▶ SET TASK
Using the listing below, select the lines with the word "среде" and copy them.

▶ THE INPUT

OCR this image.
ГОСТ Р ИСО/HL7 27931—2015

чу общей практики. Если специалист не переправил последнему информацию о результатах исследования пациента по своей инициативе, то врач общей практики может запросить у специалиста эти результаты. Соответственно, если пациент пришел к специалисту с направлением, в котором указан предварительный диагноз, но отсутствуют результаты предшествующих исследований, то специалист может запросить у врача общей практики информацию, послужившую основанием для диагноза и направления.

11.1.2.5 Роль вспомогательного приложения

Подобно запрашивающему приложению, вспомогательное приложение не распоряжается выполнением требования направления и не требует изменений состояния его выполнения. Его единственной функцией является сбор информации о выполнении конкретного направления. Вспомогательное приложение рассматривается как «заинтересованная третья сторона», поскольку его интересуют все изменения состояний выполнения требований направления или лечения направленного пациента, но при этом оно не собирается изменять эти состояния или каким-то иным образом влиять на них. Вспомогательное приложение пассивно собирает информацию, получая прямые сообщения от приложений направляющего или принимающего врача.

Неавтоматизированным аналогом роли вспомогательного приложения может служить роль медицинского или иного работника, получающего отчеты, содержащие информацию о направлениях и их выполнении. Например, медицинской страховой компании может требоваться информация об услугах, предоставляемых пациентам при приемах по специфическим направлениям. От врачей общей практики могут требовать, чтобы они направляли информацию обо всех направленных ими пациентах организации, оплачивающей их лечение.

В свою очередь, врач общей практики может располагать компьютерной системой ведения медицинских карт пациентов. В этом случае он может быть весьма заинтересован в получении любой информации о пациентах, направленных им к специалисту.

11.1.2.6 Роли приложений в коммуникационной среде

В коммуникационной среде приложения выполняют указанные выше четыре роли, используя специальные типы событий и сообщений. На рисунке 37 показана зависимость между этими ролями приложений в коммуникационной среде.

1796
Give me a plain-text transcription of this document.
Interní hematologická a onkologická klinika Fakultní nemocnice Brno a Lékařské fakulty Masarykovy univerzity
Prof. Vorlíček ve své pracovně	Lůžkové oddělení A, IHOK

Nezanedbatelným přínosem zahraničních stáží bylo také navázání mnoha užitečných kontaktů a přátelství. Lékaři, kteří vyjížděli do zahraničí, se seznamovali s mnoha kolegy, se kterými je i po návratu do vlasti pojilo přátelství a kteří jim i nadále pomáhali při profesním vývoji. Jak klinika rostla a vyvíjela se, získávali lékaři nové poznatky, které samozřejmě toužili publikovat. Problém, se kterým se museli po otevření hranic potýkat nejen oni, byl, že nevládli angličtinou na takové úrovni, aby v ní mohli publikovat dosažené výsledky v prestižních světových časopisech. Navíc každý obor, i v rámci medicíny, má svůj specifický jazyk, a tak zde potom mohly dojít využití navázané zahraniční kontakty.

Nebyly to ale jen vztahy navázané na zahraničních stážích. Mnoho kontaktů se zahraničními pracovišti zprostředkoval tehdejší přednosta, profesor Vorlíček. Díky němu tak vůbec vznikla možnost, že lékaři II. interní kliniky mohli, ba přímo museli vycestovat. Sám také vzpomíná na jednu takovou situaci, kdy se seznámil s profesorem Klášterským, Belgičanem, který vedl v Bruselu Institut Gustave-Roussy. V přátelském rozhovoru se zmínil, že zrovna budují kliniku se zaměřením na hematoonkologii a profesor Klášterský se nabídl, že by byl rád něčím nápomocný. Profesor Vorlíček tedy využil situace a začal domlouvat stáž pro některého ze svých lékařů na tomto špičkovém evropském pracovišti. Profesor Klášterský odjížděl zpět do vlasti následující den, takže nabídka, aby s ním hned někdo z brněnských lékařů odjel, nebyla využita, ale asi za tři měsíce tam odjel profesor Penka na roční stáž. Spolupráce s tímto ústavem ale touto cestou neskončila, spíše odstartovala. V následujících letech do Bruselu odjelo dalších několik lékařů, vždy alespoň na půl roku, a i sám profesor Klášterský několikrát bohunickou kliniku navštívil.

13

▶ FINAL ANSWER
11.1.2.6 Роли приложений в коммуникационной среде
В коммуникационной среде приложения выполняют указанные выше четыре роли, используя специальные типы событий и сообщений. На рисунке 37 показана зависимость между этими ролями приложений в коммуникационной среде.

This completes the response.